WRITTEN EXERCISE – Reproduce all entries precisely as they are written.

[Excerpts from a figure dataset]

— Start —

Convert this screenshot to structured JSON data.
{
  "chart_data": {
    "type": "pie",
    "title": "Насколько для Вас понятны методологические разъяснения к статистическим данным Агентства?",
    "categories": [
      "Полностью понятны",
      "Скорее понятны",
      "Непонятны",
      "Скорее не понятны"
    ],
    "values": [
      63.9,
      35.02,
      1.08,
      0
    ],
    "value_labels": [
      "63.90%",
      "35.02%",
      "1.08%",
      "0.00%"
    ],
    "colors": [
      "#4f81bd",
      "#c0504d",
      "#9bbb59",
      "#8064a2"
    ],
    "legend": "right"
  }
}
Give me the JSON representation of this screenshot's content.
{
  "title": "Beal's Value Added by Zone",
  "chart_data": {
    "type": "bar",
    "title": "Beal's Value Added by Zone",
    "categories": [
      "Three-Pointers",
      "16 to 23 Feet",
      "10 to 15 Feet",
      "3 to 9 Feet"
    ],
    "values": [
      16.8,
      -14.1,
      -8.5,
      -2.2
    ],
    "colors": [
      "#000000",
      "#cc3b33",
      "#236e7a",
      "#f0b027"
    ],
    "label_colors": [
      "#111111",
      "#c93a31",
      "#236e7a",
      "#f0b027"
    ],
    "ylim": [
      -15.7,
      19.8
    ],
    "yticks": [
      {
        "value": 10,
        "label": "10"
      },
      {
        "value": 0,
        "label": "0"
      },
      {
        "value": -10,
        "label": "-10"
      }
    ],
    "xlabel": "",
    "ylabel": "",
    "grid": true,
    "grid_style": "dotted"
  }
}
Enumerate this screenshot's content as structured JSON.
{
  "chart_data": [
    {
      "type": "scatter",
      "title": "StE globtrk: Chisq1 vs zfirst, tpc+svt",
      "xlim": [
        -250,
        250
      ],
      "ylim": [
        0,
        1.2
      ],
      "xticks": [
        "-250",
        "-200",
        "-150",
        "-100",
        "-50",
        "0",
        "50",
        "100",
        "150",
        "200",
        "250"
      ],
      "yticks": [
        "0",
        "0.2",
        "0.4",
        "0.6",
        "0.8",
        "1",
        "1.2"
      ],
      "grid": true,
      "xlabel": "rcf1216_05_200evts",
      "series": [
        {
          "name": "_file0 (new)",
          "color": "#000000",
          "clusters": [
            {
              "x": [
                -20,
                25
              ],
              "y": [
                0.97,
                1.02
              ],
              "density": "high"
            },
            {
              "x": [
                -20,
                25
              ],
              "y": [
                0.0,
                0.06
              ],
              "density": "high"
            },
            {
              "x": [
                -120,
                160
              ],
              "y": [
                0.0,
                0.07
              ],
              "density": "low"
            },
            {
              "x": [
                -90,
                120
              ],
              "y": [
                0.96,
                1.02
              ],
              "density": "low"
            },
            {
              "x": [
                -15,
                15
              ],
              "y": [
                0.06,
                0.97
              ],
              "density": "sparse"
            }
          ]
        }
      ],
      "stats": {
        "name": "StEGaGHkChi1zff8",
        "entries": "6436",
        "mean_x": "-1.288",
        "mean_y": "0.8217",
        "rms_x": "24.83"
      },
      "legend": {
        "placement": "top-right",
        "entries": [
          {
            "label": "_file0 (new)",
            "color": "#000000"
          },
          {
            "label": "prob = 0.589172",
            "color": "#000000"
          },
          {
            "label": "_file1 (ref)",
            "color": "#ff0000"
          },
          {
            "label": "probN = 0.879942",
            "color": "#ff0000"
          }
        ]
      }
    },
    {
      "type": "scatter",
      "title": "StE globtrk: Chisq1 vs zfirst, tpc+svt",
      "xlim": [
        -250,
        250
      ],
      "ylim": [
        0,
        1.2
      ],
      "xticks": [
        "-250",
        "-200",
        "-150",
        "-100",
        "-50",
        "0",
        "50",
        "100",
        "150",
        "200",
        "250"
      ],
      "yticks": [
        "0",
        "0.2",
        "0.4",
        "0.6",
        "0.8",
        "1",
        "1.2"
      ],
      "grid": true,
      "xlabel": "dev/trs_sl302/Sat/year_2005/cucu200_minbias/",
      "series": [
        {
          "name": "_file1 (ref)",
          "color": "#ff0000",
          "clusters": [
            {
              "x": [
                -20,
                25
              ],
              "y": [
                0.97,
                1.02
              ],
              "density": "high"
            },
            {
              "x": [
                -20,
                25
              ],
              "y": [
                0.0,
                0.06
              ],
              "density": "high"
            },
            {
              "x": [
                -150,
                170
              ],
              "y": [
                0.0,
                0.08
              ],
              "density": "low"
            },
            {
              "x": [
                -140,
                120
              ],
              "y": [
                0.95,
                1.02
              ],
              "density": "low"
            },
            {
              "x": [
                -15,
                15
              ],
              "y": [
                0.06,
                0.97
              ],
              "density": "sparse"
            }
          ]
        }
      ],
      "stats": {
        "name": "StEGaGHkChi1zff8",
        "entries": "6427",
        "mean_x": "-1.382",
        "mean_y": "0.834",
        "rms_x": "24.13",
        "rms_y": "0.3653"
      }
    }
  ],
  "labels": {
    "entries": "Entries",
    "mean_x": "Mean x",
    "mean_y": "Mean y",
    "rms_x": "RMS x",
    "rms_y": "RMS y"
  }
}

— End —

FINAL RESULT –
Convert this screenshot to structured JSON data.
{
  "chart_data": {
    "type": "pie",
    "title": "Насколько для Вас понятны методологические разъяснения к статистическим данным Агентства?",
    "categories": [
      "Полностью понятны",
      "Скорее понятны",
      "Непонятны",
      "Скорее не понятны"
    ],
    "values": [
      63.9,
      35.02,
      1.08,
      0
    ],
    "value_labels": [
      "63.90%",
      "35.02%",
      "1.08%",
      "0.00%"
    ],
    "colors": [
      "#4f81bd",
      "#c0504d",
      "#9bbb59",
      "#8064a2"
    ],
    "legend": "right"
  }
}
Give me the JSON representation of this screenshot's content.
{
  "title": "Beal's Value Added by Zone",
  "chart_data": {
    "type": "bar",
    "title": "Beal's Value Added by Zone",
    "categories": [
      "Three-Pointers",
      "16 to 23 Feet",
      "10 to 15 Feet",
      "3 to 9 Feet"
    ],
    "values": [
      16.8,
      -14.1,
      -8.5,
      -2.2
    ],
    "colors": [
      "#000000",
      "#cc3b33",
      "#236e7a",
      "#f0b027"
    ],
    "label_colors": [
      "#111111",
      "#c93a31",
      "#236e7a",
      "#f0b027"
    ],
    "ylim": [
      -15.7,
      19.8
    ],
    "yticks": [
      {
        "value": 10,
        "label": "10"
      },
      {
        "value": 0,
        "label": "0"
      },
      {
        "value": -10,
        "label": "-10"
      }
    ],
    "xlabel": "",
    "ylabel": "",
    "grid": true,
    "grid_style": "dotted"
  }
}
Enumerate this screenshot's content as structured JSON.
{
  "chart_data": [
    {
      "type": "scatter",
      "title": "StE globtrk: Chisq1 vs zfirst, tpc+svt",
      "xlim": [
        -250,
        250
      ],
      "ylim": [
        0,
        1.2
      ],
      "xticks": [
        "-250",
        "-200",
        "-150",
        "-100",
        "-50",
        "0",
        "50",
        "100",
        "150",
        "200",
        "250"
      ],
      "yticks": [
        "0",
        "0.2",
        "0.4",
        "0.6",
        "0.8",
        "1",
        "1.2"
      ],
      "grid": true,
      "xlabel": "rcf1216_05_200evts",
      "series": [
        {
          "name": "_file0 (new)",
          "color": "#000000",
          "clusters": [
            {
              "x": [
                -20,
                25
              ],
              "y": [
                0.97,
                1.02
              ],
              "density": "high"
            },
            {
              "x": [
                -20,
                25
              ],
              "y": [
                0.0,
                0.06
              ],
              "density": "high"
            },
            {
              "x": [
                -120,
                160
              ],
              "y": [
                0.0,
                0.07
              ],
              "density": "low"
            },
            {
              "x": [
                -90,
                120
              ],
              "y": [
                0.96,
                1.02
              ],
              "density": "low"
            },
            {
              "x": [
                -15,
                15
              ],
              "y": [
                0.06,
                0.97
              ],
              "density": "sparse"
            }
          ]
        }
      ],
      "stats": {
        "name": "StEGaGHkChi1zff8",
        "entries": "6436",
        "mean_x": "-1.288",
        "mean_y": "0.8217",
        "rms_x": "24.83"
      },
      "legend": {
        "placement": "top-right",
        "entries": [
          {
            "label": "_file0 (new)",
            "color": "#000000"
          },
          {
            "label": "prob = 0.589172",
            "color": "#000000"
          },
          {
            "label": "_file1 (ref)",
            "color": "#ff0000"
          },
          {
            "label": "probN = 0.879942",
            "color": "#ff0000"
          }
        ]
      }
    },
    {
      "type": "scatter",
      "title": "StE globtrk: Chisq1 vs zfirst, tpc+svt",
      "xlim": [
        -250,
        250
      ],
      "ylim": [
        0,
        1.2
      ],
      "xticks": [
        "-250",
        "-200",
        "-150",
        "-100",
        "-50",
        "0",
        "50",
        "100",
        "150",
        "200",
        "250"
      ],
      "yticks": [
        "0",
        "0.2",
        "0.4",
        "0.6",
        "0.8",
        "1",
        "1.2"
      ],
      "grid": true,
      "xlabel": "dev/trs_sl302/Sat/year_2005/cucu200_minbias/",
      "series": [
        {
          "name": "_file1 (ref)",
          "color": "#ff0000",
          "clusters": [
            {
              "x": [
                -20,
                25
              ],
              "y": [
                0.97,
                1.02
              ],
              "density": "high"
            },
            {
              "x": [
                -20,
                25
              ],
              "y": [
                0.0,
                0.06
              ],
              "density": "high"
            },
            {
              "x": [
                -150,
                170
              ],
              "y": [
                0.0,
                0.08
              ],
              "density": "low"
            },
            {
              "x": [
                -140,
                120
              ],
              "y": [
                0.95,
                1.02
              ],
              "density": "low"
            },
            {
              "x": [
                -15,
                15
              ],
              "y": [
                0.06,
                0.97
              ],
              "density": "sparse"
            }
          ]
        }
      ],
      "stats": {
        "name": "StEGaGHkChi1zff8",
        "entries": "6427",
        "mean_x": "-1.382",
        "mean_y": "0.834",
        "rms_x": "24.13",
        "rms_y": "0.3653"
      }
    }
  ],
  "labels": {
    "entries": "Entries",
    "mean_x": "Mean x",
    "mean_y": "Mean y",
    "rms_x": "RMS x",
    "rms_y": "RMS y"
  }
}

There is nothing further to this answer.